**Exercise**. Transcribe the records below in full; pictures stay out of the copy.

**Records for processing**.
----

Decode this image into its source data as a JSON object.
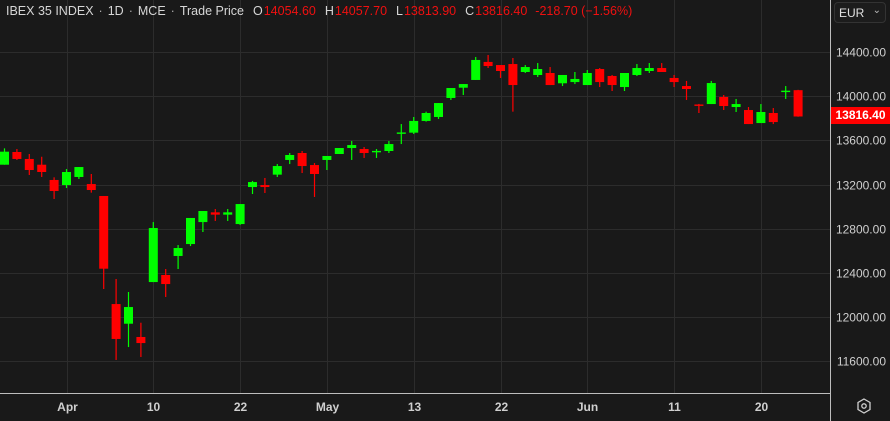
{
  "header": {
    "symbol": "IBEX 35 INDEX",
    "interval": "1D",
    "exchange": "MCE",
    "price_type": "Trade Price",
    "separator": "·",
    "open_label": "O",
    "open": "14054.60",
    "high_label": "H",
    "high": "14057.70",
    "low_label": "L",
    "low": "13813.90",
    "close_label": "C",
    "close": "13816.40",
    "change": "-218.70 (−1.56%)"
  },
  "currency_select": {
    "value": "EUR",
    "icon": "chevron-down-icon"
  },
  "current_price_label": "13816.40",
  "settings_icon": "gear-icon",
  "colors": {
    "up": "#00ff00",
    "down": "#ff0000",
    "background": "#191919",
    "grid": "#2c2c2c"
  },
  "chart_data": {
    "type": "candlestick",
    "title": "IBEX 35 INDEX · 1D · MCE · Trade Price",
    "ylim": [
      11300,
      14600
    ],
    "grid": true,
    "y_ticks": [
      "14400.00",
      "14000.00",
      "13600.00",
      "13200.00",
      "12800.00",
      "12400.00",
      "12000.00",
      "11600.00"
    ],
    "y_tick_values": [
      14400,
      14000,
      13600,
      13200,
      12800,
      12400,
      12000,
      11600
    ],
    "x_ticks": [
      {
        "label": "Apr",
        "index": 5
      },
      {
        "label": "10",
        "index": 12
      },
      {
        "label": "22",
        "index": 19
      },
      {
        "label": "May",
        "index": 26
      },
      {
        "label": "13",
        "index": 33
      },
      {
        "label": "22",
        "index": 40
      },
      {
        "label": "Jun",
        "index": 47
      },
      {
        "label": "11",
        "index": 54
      },
      {
        "label": "20",
        "index": 61
      }
    ],
    "ohlc": [
      [
        13380,
        13528,
        13380,
        13498
      ],
      [
        13495,
        13522,
        13423,
        13432
      ],
      [
        13432,
        13477,
        13287,
        13332
      ],
      [
        13380,
        13452,
        13269,
        13314
      ],
      [
        13242,
        13266,
        13070,
        13142
      ],
      [
        13196,
        13341,
        13169,
        13314
      ],
      [
        13269,
        13359,
        13251,
        13359
      ],
      [
        13205,
        13296,
        13127,
        13151
      ],
      [
        13097,
        13097,
        12255,
        12439
      ],
      [
        12119,
        12346,
        11613,
        11803
      ],
      [
        11941,
        12228,
        11730,
        12092
      ],
      [
        11821,
        11950,
        11640,
        11766
      ],
      [
        12318,
        12861,
        12318,
        12807
      ],
      [
        12382,
        12436,
        12183,
        12300
      ],
      [
        12554,
        12653,
        12436,
        12626
      ],
      [
        12662,
        12898,
        12644,
        12898
      ],
      [
        12861,
        12961,
        12771,
        12961
      ],
      [
        12949,
        12979,
        12871,
        12928
      ],
      [
        12928,
        12979,
        12871,
        12949
      ],
      [
        12843,
        13024,
        12835,
        13024
      ],
      [
        13178,
        13233,
        13115,
        13223
      ],
      [
        13196,
        13260,
        13124,
        13178
      ],
      [
        13290,
        13386,
        13269,
        13368
      ],
      [
        13423,
        13486,
        13386,
        13468
      ],
      [
        13486,
        13504,
        13305,
        13368
      ],
      [
        13377,
        13395,
        13088,
        13296
      ],
      [
        13423,
        13459,
        13332,
        13459
      ],
      [
        13477,
        13531,
        13477,
        13531
      ],
      [
        13531,
        13595,
        13423,
        13558
      ],
      [
        13522,
        13540,
        13441,
        13486
      ],
      [
        13495,
        13522,
        13441,
        13505
      ],
      [
        13504,
        13595,
        13486,
        13567
      ],
      [
        13662,
        13748,
        13567,
        13672
      ],
      [
        13670,
        13812,
        13658,
        13776
      ],
      [
        13776,
        13860,
        13770,
        13848
      ],
      [
        13812,
        13938,
        13794,
        13938
      ],
      [
        13984,
        14074,
        13966,
        14074
      ],
      [
        14077,
        14110,
        14011,
        14110
      ],
      [
        14147,
        14355,
        14147,
        14328
      ],
      [
        14310,
        14373,
        14255,
        14273
      ],
      [
        14282,
        14282,
        14165,
        14228
      ],
      [
        14291,
        14346,
        13860,
        14101
      ],
      [
        14219,
        14282,
        14210,
        14264
      ],
      [
        14192,
        14300,
        14174,
        14246
      ],
      [
        14210,
        14264,
        14101,
        14101
      ],
      [
        14117,
        14192,
        14092,
        14192
      ],
      [
        14128,
        14219,
        14110,
        14156
      ],
      [
        14101,
        14237,
        14101,
        14210
      ],
      [
        14246,
        14255,
        14083,
        14128
      ],
      [
        14183,
        14192,
        14047,
        14101
      ],
      [
        14083,
        14210,
        14047,
        14210
      ],
      [
        14192,
        14291,
        14183,
        14255
      ],
      [
        14228,
        14300,
        14210,
        14255
      ],
      [
        14255,
        14300,
        14219,
        14219
      ],
      [
        14165,
        14192,
        14083,
        14128
      ],
      [
        14092,
        14138,
        13966,
        14065
      ],
      [
        13925,
        13930,
        13848,
        13920
      ],
      [
        13929,
        14138,
        13929,
        14119
      ],
      [
        13993,
        14011,
        13875,
        13911
      ],
      [
        13902,
        13975,
        13857,
        13929
      ],
      [
        13875,
        13902,
        13748,
        13748
      ],
      [
        13757,
        13929,
        13757,
        13857
      ],
      [
        13848,
        13893,
        13748,
        13766
      ],
      [
        14042,
        14092,
        13975,
        14050
      ],
      [
        14054.6,
        14057.7,
        13813.9,
        13816.4
      ]
    ]
  }
}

----

**Response**.
Decode this image into its source data as a JSON object.
{
  "header": {
    "symbol": "IBEX 35 INDEX",
    "interval": "1D",
    "exchange": "MCE",
    "price_type": "Trade Price",
    "separator": "·",
    "open_label": "O",
    "open": "14054.60",
    "high_label": "H",
    "high": "14057.70",
    "low_label": "L",
    "low": "13813.90",
    "close_label": "C",
    "close": "13816.40",
    "change": "-218.70 (−1.56%)"
  },
  "currency_select": {
    "value": "EUR",
    "icon": "chevron-down-icon"
  },
  "current_price_label": "13816.40",
  "settings_icon": "gear-icon",
  "colors": {
    "up": "#00ff00",
    "down": "#ff0000",
    "background": "#191919",
    "grid": "#2c2c2c"
  },
  "chart_data": {
    "type": "candlestick",
    "title": "IBEX 35 INDEX · 1D · MCE · Trade Price",
    "ylim": [
      11300,
      14600
    ],
    "grid": true,
    "y_ticks": [
      "14400.00",
      "14000.00",
      "13600.00",
      "13200.00",
      "12800.00",
      "12400.00",
      "12000.00",
      "11600.00"
    ],
    "y_tick_values": [
      14400,
      14000,
      13600,
      13200,
      12800,
      12400,
      12000,
      11600
    ],
    "x_ticks": [
      {
        "label": "Apr",
        "index": 5
      },
      {
        "label": "10",
        "index": 12
      },
      {
        "label": "22",
        "index": 19
      },
      {
        "label": "May",
        "index": 26
      },
      {
        "label": "13",
        "index": 33
      },
      {
        "label": "22",
        "index": 40
      },
      {
        "label": "Jun",
        "index": 47
      },
      {
        "label": "11",
        "index": 54
      },
      {
        "label": "20",
        "index": 61
      }
    ],
    "ohlc": [
      [
        13380,
        13528,
        13380,
        13498
      ],
      [
        13495,
        13522,
        13423,
        13432
      ],
      [
        13432,
        13477,
        13287,
        13332
      ],
      [
        13380,
        13452,
        13269,
        13314
      ],
      [
        13242,
        13266,
        13070,
        13142
      ],
      [
        13196,
        13341,
        13169,
        13314
      ],
      [
        13269,
        13359,
        13251,
        13359
      ],
      [
        13205,
        13296,
        13127,
        13151
      ],
      [
        13097,
        13097,
        12255,
        12439
      ],
      [
        12119,
        12346,
        11613,
        11803
      ],
      [
        11941,
        12228,
        11730,
        12092
      ],
      [
        11821,
        11950,
        11640,
        11766
      ],
      [
        12318,
        12861,
        12318,
        12807
      ],
      [
        12382,
        12436,
        12183,
        12300
      ],
      [
        12554,
        12653,
        12436,
        12626
      ],
      [
        12662,
        12898,
        12644,
        12898
      ],
      [
        12861,
        12961,
        12771,
        12961
      ],
      [
        12949,
        12979,
        12871,
        12928
      ],
      [
        12928,
        12979,
        12871,
        12949
      ],
      [
        12843,
        13024,
        12835,
        13024
      ],
      [
        13178,
        13233,
        13115,
        13223
      ],
      [
        13196,
        13260,
        13124,
        13178
      ],
      [
        13290,
        13386,
        13269,
        13368
      ],
      [
        13423,
        13486,
        13386,
        13468
      ],
      [
        13486,
        13504,
        13305,
        13368
      ],
      [
        13377,
        13395,
        13088,
        13296
      ],
      [
        13423,
        13459,
        13332,
        13459
      ],
      [
        13477,
        13531,
        13477,
        13531
      ],
      [
        13531,
        13595,
        13423,
        13558
      ],
      [
        13522,
        13540,
        13441,
        13486
      ],
      [
        13495,
        13522,
        13441,
        13505
      ],
      [
        13504,
        13595,
        13486,
        13567
      ],
      [
        13662,
        13748,
        13567,
        13672
      ],
      [
        13670,
        13812,
        13658,
        13776
      ],
      [
        13776,
        13860,
        13770,
        13848
      ],
      [
        13812,
        13938,
        13794,
        13938
      ],
      [
        13984,
        14074,
        13966,
        14074
      ],
      [
        14077,
        14110,
        14011,
        14110
      ],
      [
        14147,
        14355,
        14147,
        14328
      ],
      [
        14310,
        14373,
        14255,
        14273
      ],
      [
        14282,
        14282,
        14165,
        14228
      ],
      [
        14291,
        14346,
        13860,
        14101
      ],
      [
        14219,
        14282,
        14210,
        14264
      ],
      [
        14192,
        14300,
        14174,
        14246
      ],
      [
        14210,
        14264,
        14101,
        14101
      ],
      [
        14117,
        14192,
        14092,
        14192
      ],
      [
        14128,
        14219,
        14110,
        14156
      ],
      [
        14101,
        14237,
        14101,
        14210
      ],
      [
        14246,
        14255,
        14083,
        14128
      ],
      [
        14183,
        14192,
        14047,
        14101
      ],
      [
        14083,
        14210,
        14047,
        14210
      ],
      [
        14192,
        14291,
        14183,
        14255
      ],
      [
        14228,
        14300,
        14210,
        14255
      ],
      [
        14255,
        14300,
        14219,
        14219
      ],
      [
        14165,
        14192,
        14083,
        14128
      ],
      [
        14092,
        14138,
        13966,
        14065
      ],
      [
        13925,
        13930,
        13848,
        13920
      ],
      [
        13929,
        14138,
        13929,
        14119
      ],
      [
        13993,
        14011,
        13875,
        13911
      ],
      [
        13902,
        13975,
        13857,
        13929
      ],
      [
        13875,
        13902,
        13748,
        13748
      ],
      [
        13757,
        13929,
        13757,
        13857
      ],
      [
        13848,
        13893,
        13748,
        13766
      ],
      [
        14042,
        14092,
        13975,
        14050
      ],
      [
        14054.6,
        14057.7,
        13813.9,
        13816.4
      ]
    ]
  }
}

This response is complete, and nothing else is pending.